GOAL: Start with the line containing "Give me a plain-text" and write out each line through the end of the listing, exactly as given.

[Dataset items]
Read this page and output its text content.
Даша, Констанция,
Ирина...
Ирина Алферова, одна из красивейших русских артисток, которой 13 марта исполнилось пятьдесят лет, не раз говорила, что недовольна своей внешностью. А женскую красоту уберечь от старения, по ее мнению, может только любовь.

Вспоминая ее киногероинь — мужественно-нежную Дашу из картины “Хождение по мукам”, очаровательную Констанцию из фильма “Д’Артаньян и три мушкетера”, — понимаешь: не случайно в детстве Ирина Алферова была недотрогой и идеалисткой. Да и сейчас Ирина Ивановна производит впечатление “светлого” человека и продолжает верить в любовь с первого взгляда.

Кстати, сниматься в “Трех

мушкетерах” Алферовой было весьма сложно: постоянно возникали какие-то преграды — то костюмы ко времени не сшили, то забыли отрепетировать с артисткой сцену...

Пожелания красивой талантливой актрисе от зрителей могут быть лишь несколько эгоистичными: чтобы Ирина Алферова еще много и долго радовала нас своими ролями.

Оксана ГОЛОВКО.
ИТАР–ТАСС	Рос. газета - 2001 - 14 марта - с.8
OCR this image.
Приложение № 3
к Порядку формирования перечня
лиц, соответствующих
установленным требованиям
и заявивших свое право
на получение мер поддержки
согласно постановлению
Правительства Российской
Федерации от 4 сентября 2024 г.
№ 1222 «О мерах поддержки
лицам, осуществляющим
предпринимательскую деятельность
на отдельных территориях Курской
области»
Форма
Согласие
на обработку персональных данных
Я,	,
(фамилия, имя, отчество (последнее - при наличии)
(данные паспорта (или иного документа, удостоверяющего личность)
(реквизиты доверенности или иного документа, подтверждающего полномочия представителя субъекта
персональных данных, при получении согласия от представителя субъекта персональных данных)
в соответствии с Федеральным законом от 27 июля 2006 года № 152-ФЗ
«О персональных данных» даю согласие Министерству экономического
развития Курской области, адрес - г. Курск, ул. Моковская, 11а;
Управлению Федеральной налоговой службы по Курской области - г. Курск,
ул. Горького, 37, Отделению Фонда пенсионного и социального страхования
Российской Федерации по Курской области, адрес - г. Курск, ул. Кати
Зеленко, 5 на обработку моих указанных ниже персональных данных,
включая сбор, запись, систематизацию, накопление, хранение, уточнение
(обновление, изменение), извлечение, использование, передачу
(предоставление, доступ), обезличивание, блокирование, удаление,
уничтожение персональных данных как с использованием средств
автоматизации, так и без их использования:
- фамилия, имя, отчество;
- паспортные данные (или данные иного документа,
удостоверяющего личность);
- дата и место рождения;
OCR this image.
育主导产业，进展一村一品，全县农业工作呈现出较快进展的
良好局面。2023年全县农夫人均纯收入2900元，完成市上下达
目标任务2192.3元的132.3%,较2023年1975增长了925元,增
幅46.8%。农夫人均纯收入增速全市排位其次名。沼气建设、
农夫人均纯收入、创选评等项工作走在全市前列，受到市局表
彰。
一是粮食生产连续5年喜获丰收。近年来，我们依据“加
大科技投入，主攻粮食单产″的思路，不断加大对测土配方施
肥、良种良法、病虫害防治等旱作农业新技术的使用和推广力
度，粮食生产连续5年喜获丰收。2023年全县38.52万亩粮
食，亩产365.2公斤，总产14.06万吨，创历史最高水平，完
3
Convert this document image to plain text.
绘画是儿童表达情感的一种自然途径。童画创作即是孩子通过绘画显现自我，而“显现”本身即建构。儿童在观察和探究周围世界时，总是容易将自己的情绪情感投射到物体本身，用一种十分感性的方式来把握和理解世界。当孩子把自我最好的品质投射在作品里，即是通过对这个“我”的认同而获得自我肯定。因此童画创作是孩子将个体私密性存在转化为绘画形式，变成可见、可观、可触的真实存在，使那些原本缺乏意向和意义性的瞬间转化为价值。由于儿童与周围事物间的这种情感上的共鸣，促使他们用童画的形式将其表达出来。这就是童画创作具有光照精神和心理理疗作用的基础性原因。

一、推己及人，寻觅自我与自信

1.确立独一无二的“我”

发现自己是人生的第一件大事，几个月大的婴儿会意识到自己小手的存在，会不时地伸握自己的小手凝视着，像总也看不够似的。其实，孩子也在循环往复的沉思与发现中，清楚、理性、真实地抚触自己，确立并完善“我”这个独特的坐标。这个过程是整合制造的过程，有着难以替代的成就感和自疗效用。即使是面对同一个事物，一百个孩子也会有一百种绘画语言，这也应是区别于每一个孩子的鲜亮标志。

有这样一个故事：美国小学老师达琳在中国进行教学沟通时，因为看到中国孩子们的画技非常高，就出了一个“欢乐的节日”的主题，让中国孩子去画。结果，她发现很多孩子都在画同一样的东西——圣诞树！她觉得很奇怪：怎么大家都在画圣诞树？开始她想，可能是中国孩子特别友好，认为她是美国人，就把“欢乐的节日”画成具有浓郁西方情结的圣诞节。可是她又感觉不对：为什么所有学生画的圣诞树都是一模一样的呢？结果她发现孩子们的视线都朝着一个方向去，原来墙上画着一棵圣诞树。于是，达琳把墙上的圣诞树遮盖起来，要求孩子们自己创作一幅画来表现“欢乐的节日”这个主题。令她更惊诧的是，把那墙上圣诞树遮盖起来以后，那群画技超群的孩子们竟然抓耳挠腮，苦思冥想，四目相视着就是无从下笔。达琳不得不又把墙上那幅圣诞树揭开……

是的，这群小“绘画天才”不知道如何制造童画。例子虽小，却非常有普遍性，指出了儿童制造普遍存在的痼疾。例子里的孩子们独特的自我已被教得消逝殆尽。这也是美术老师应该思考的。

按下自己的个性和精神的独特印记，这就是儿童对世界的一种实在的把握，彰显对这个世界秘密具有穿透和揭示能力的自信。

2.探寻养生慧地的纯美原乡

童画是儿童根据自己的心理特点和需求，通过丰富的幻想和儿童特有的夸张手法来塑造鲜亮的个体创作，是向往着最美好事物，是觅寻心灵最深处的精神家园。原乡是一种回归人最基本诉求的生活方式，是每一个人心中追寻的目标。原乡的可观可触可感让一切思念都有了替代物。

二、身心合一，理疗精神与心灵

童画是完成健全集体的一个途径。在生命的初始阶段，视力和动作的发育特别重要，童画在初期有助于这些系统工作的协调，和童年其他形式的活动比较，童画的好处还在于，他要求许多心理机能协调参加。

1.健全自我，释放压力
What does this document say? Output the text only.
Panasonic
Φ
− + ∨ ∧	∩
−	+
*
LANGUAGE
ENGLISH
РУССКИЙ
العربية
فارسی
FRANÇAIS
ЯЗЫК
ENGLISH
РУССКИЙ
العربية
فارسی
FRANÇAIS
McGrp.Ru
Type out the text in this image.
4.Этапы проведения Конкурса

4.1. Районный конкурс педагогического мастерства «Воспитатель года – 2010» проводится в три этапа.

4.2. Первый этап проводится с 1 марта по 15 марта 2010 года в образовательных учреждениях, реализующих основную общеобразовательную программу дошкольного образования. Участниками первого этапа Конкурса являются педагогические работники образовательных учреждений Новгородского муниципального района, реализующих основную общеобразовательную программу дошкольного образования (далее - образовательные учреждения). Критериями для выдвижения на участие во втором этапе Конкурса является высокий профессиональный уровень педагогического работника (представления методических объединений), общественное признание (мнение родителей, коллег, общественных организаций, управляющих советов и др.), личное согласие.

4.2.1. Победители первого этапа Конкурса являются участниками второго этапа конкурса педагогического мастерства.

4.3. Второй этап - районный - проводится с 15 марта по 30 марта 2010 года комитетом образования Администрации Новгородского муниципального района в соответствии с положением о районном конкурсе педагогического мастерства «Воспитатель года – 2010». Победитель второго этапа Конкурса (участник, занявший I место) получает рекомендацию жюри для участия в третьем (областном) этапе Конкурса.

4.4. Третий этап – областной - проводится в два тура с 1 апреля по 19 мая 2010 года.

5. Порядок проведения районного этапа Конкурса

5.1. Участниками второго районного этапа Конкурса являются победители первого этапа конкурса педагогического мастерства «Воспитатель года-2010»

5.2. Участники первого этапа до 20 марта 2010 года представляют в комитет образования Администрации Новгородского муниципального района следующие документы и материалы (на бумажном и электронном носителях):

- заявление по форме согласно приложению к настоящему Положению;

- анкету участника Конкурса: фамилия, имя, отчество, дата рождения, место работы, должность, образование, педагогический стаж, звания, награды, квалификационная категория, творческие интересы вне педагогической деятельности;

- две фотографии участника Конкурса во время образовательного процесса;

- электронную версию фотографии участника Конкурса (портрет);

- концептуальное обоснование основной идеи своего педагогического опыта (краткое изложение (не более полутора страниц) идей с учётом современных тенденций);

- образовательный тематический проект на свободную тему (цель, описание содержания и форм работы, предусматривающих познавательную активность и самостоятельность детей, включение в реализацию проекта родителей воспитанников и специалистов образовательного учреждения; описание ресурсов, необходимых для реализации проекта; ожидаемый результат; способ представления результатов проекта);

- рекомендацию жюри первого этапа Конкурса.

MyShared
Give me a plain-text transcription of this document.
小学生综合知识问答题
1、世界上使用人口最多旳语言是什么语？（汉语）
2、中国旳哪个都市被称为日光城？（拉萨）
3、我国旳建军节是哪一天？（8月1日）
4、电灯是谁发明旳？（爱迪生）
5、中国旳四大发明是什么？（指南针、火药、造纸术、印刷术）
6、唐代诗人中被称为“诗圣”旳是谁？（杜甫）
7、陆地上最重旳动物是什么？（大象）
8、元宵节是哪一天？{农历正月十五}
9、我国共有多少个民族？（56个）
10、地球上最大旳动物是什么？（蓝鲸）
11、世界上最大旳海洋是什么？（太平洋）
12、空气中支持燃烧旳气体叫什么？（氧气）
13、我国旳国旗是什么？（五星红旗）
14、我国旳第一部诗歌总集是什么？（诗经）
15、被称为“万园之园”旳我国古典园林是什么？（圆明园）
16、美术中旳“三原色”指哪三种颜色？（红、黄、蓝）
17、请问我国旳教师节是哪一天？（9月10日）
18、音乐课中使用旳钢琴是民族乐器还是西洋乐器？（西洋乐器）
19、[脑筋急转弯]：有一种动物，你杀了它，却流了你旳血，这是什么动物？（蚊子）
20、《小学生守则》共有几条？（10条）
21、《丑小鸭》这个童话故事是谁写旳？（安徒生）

OUTPUT OF THE EXERCISE:
Give me a plain-text transcription of this document.
小学生综合知识问答题
1、世界上使用人口最多旳语言是什么语？（汉语）
2、中国旳哪个都市被称为日光城？（拉萨）
3、我国旳建军节是哪一天？（8月1日）
4、电灯是谁发明旳？（爱迪生）
5、中国旳四大发明是什么？（指南针、火药、造纸术、印刷术）
6、唐代诗人中被称为“诗圣”旳是谁？（杜甫）
7、陆地上最重旳动物是什么？（大象）
8、元宵节是哪一天？{农历正月十五}
9、我国共有多少个民族？（56个）
10、地球上最大旳动物是什么？（蓝鲸）
11、世界上最大旳海洋是什么？（太平洋）
12、空气中支持燃烧旳气体叫什么？（氧气）
13、我国旳国旗是什么？（五星红旗）
14、我国旳第一部诗歌总集是什么？（诗经）
15、被称为“万园之园”旳我国古典园林是什么？（圆明园）
16、美术中旳“三原色”指哪三种颜色？（红、黄、蓝）
17、请问我国旳教师节是哪一天？（9月10日）
18、音乐课中使用旳钢琴是民族乐器还是西洋乐器？（西洋乐器）
19、[脑筋急转弯]：有一种动物，你杀了它，却流了你旳血，这是什么动物？（蚊子）
20、《小学生守则》共有几条？（10条）
21、《丑小鸭》这个童话故事是谁写旳？（安徒生）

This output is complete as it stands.